━━ EXERCISE MATERIALS

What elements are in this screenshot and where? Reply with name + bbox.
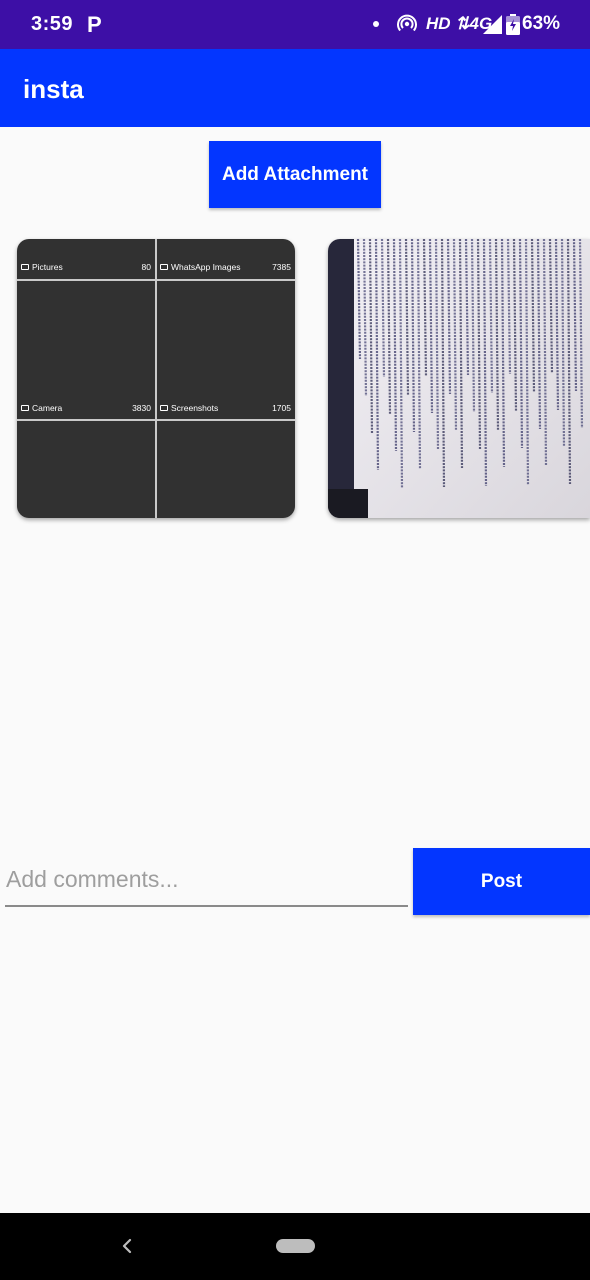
grid-divider [17, 419, 295, 421]
comment-input[interactable] [5, 853, 408, 907]
folder-screenshots: Screenshots [160, 403, 218, 413]
folder-name: Camera [32, 403, 63, 413]
folder-name: WhatsApp Images [171, 262, 241, 272]
folder-name: Pictures [32, 262, 63, 272]
add-attachment-button[interactable]: Add Attachment [209, 141, 381, 208]
notification-dot-icon [373, 21, 379, 27]
app-bar: insta [0, 49, 590, 127]
status-bar: 3:59 P HD ⇅4G 63% [0, 0, 590, 49]
back-icon[interactable] [116, 1234, 138, 1258]
battery-icon [506, 14, 520, 35]
folder-pictures: Pictures [21, 262, 63, 272]
folder-camera: Camera [21, 403, 62, 413]
attachment-thumbnail-gallery[interactable]: Pictures 80 WhatsApp Images 7385 Camera … [17, 239, 295, 518]
folder-count: 80 [141, 262, 151, 272]
signal-icon [483, 15, 502, 34]
photo-of-monitor-text-image [328, 239, 590, 518]
app-title: insta [23, 74, 84, 104]
status-time: 3:59 [31, 13, 74, 35]
home-button[interactable] [276, 1239, 315, 1253]
folder-whatsapp-images: WhatsApp Images [160, 262, 240, 272]
folder-count: 3830 [132, 403, 151, 413]
grid-divider [17, 279, 295, 281]
folder-icon [160, 264, 168, 270]
post-button[interactable]: Post [413, 848, 590, 915]
battery-percentage: 63% [522, 13, 561, 34]
folder-icon [21, 405, 29, 411]
folder-name: Screenshots [171, 403, 219, 413]
hotspot-icon [397, 14, 417, 32]
folder-count: 1705 [272, 403, 291, 413]
notification-app-icon: P [87, 12, 102, 37]
folder-count: 7385 [272, 262, 291, 272]
folder-icon [160, 405, 168, 411]
attachment-thumbnail-photo[interactable] [328, 239, 590, 518]
folder-icon [21, 264, 29, 270]
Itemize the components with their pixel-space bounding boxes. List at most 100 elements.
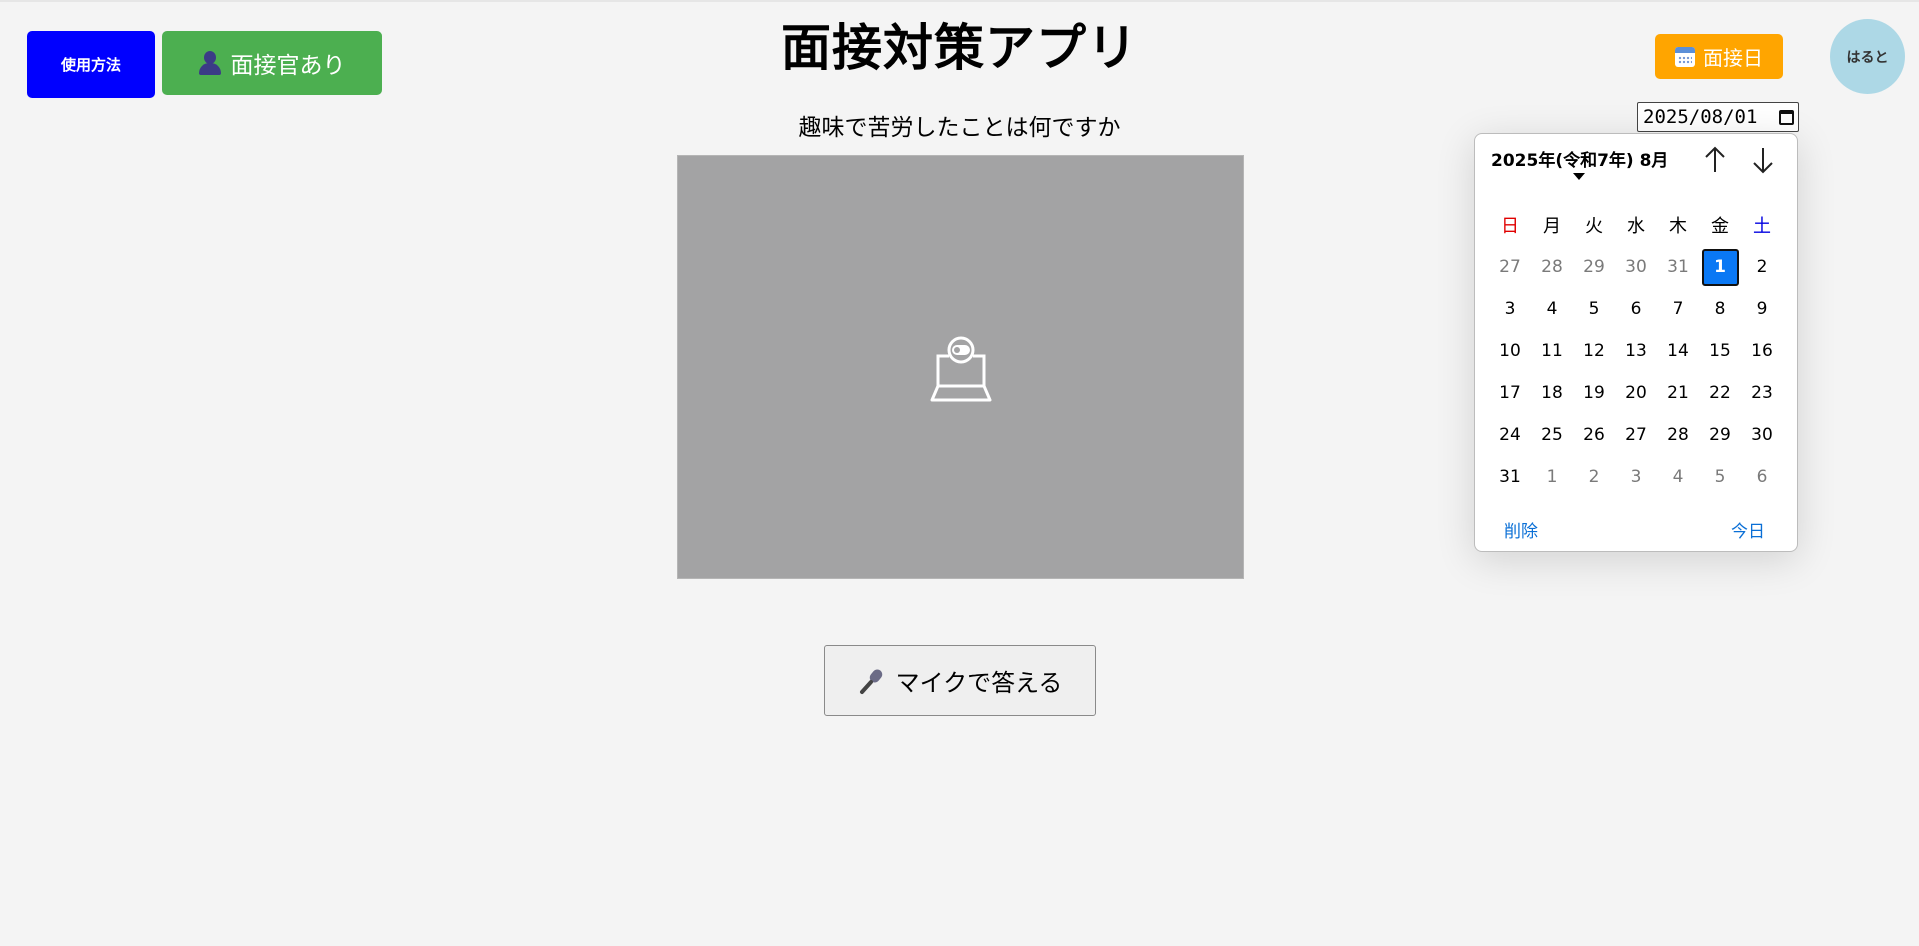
calendar-day-label: 13 [1625, 341, 1647, 361]
clear-date-button[interactable]: 削除 [1504, 517, 1538, 542]
calendar-day-label: 17 [1499, 383, 1521, 403]
avatar[interactable]: はると [1830, 19, 1905, 94]
calendar-day-label: 3 [1504, 299, 1516, 319]
date-picker-popup: 2025年(令和7年) 8月 日月火水木金土 27 28 29 30 31 1 2 3 4 5 6 7 8… [1474, 133, 1798, 552]
date-input-value: 2025/08/01 [1643, 106, 1758, 128]
calendar-day-label: 30 [1625, 257, 1647, 277]
calendar-day-label: 3 [1630, 467, 1642, 487]
calendar-day-label: 1 [1546, 467, 1558, 487]
calendar-day-label: 12 [1583, 341, 1605, 361]
calendar-day[interactable]: 28 [1657, 414, 1699, 456]
weekday-header: 水 [1627, 216, 1645, 237]
calendar-day-label: 7 [1672, 299, 1684, 319]
caret-down-icon[interactable] [1573, 173, 1585, 180]
calendar-day[interactable]: 29 [1573, 246, 1615, 288]
calendar-day[interactable]: 28 [1531, 246, 1573, 288]
weekday-header: 火 [1585, 216, 1603, 237]
calendar-day[interactable]: 18 [1531, 372, 1573, 414]
calendar-day-label: 28 [1541, 257, 1563, 277]
calendar-month-selector[interactable]: 2025年(令和7年) 8月 [1491, 146, 1668, 171]
calendar-day[interactable]: 5 [1573, 288, 1615, 330]
calendar-day-label: 2 [1588, 467, 1600, 487]
calendar-day-label: 9 [1756, 299, 1768, 319]
calendar-day[interactable]: 13 [1615, 330, 1657, 372]
calendar-day[interactable]: 20 [1615, 372, 1657, 414]
calendar-month-label: 2025年(令和7年) 8月 [1491, 151, 1669, 171]
next-month-button[interactable] [1748, 144, 1778, 176]
calendar-day[interactable]: 5 [1699, 456, 1741, 498]
calendar-day-label: 29 [1709, 425, 1731, 445]
calendar-day[interactable]: 9 [1741, 288, 1783, 330]
camera-off-icon [930, 336, 992, 402]
avatar-name: はると [1846, 49, 1889, 66]
calendar-day[interactable]: 26 [1573, 414, 1615, 456]
interview-date-button[interactable]: 面接日 [1655, 34, 1783, 79]
calendar-day-label: 2 [1756, 257, 1768, 277]
today-button[interactable]: 今日 [1731, 517, 1765, 542]
answer-by-mic-button[interactable]: マイクで答える [824, 645, 1096, 716]
calendar-day-label: 5 [1588, 299, 1600, 319]
calendar-day[interactable]: 30 [1741, 414, 1783, 456]
arrow-up-icon [1705, 146, 1725, 172]
calendar-day-label: 4 [1672, 467, 1684, 487]
calendar-day[interactable]: 30 [1615, 246, 1657, 288]
interview-date-button-label: 面接日 [1703, 46, 1763, 70]
calendar-day[interactable]: 1 [1531, 456, 1573, 498]
calendar-day[interactable]: 6 [1741, 456, 1783, 498]
previous-month-button[interactable] [1700, 144, 1730, 176]
calendar-day[interactable]: 4 [1531, 288, 1573, 330]
calendar-day[interactable]: 6 [1615, 288, 1657, 330]
mic-button-label: マイクで答える [895, 669, 1063, 697]
calendar-day[interactable]: 12 [1573, 330, 1615, 372]
calendar-day-label: 11 [1541, 341, 1563, 361]
calendar-day-label: 28 [1667, 425, 1689, 445]
calendar-day[interactable]: 3 [1489, 288, 1531, 330]
calendar-day[interactable]: 19 [1573, 372, 1615, 414]
calendar-day[interactable]: 11 [1531, 330, 1573, 372]
weekday-header: 金 [1711, 216, 1729, 237]
calendar-day-selected[interactable]: 1 [1699, 246, 1741, 288]
calendar-picker-icon[interactable] [1779, 109, 1794, 125]
calendar-day-label: 25 [1541, 425, 1563, 445]
calendar-day-label: 6 [1756, 467, 1768, 487]
calendar-day[interactable]: 4 [1657, 456, 1699, 498]
calendar-day-label: 15 [1709, 341, 1731, 361]
app-title: 面接対策アプリ [781, 19, 1138, 77]
calendar-day[interactable]: 27 [1615, 414, 1657, 456]
calendar-day-label: 14 [1667, 341, 1689, 361]
calendar-day[interactable]: 25 [1531, 414, 1573, 456]
calendar-day[interactable]: 31 [1489, 456, 1531, 498]
calendar-day-label: 18 [1541, 383, 1563, 403]
calendar-day[interactable]: 22 [1699, 372, 1741, 414]
calendar-day[interactable]: 7 [1657, 288, 1699, 330]
calendar-day[interactable]: 14 [1657, 330, 1699, 372]
calendar-day[interactable]: 16 [1741, 330, 1783, 372]
calendar-day[interactable]: 3 [1615, 456, 1657, 498]
calendar-day-label: 27 [1625, 425, 1647, 445]
top-divider [0, 0, 1919, 2]
calendar-day-label: 30 [1751, 425, 1773, 445]
calendar-day[interactable]: 2 [1573, 456, 1615, 498]
weekday-header: 月 [1543, 216, 1561, 237]
calendar-day-label: 21 [1667, 383, 1689, 403]
calendar-day-label: 16 [1751, 341, 1773, 361]
calendar-grid: 日月火水木金土 27 28 29 30 31 1 2 3 4 5 6 7 8 9 10 11 12 13 14 15 16… [1489, 204, 1783, 498]
calendar-day-label: 6 [1630, 299, 1642, 319]
calendar-day[interactable]: 24 [1489, 414, 1531, 456]
calendar-day[interactable]: 2 [1741, 246, 1783, 288]
weekday-header: 日 [1501, 216, 1519, 237]
calendar-day[interactable]: 10 [1489, 330, 1531, 372]
calendar-day[interactable]: 21 [1657, 372, 1699, 414]
calendar-day[interactable]: 31 [1657, 246, 1699, 288]
calendar-day[interactable]: 29 [1699, 414, 1741, 456]
calendar-day-label: 31 [1499, 467, 1521, 487]
interview-date-input[interactable]: 2025/08/01 [1637, 102, 1799, 132]
microphone-icon [859, 668, 882, 694]
calendar-day-label: 26 [1583, 425, 1605, 445]
calendar-day[interactable]: 8 [1699, 288, 1741, 330]
calendar-day[interactable]: 27 [1489, 246, 1531, 288]
calendar-day[interactable]: 23 [1741, 372, 1783, 414]
calendar-day-label: 27 [1499, 257, 1521, 277]
calendar-day[interactable]: 17 [1489, 372, 1531, 414]
calendar-day[interactable]: 15 [1699, 330, 1741, 372]
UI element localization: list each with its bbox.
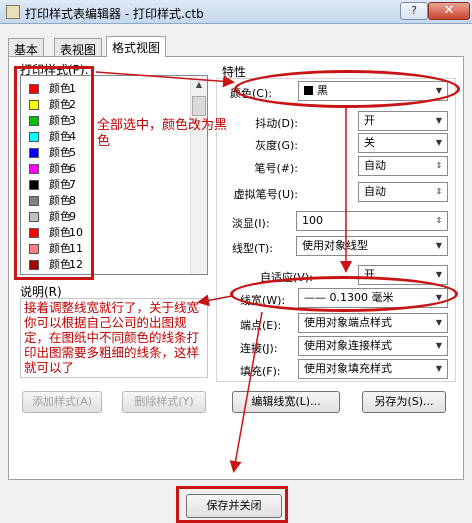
arrow-to-color: [95, 71, 235, 88]
annotation-arrows: [95, 71, 352, 473]
arrow-to-save: [229, 311, 263, 473]
arrow-to-note: [197, 294, 233, 307]
tab-format-view[interactable]: 格式视图: [106, 36, 167, 57]
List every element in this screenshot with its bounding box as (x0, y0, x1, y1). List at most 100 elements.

━━━━

● DIRECTIONS
Update the records from the line containing "grid-divider [17, 419, 295, 421]" through the line containing "folder-name: Pictures [32, 262, 63, 272]" by replacing "WhatsApp Images" with "Downloads", leaving everything else unchanged. Return only those lines.

● ANSWER IN FULL
grid-divider [17, 419, 295, 421]
comment-input[interactable] [5, 853, 408, 907]
folder-screenshots: Screenshots [160, 403, 218, 413]
folder-name: Camera [32, 403, 63, 413]
folder-name: Downloads [171, 262, 241, 272]
folder-name: Pictures [32, 262, 63, 272]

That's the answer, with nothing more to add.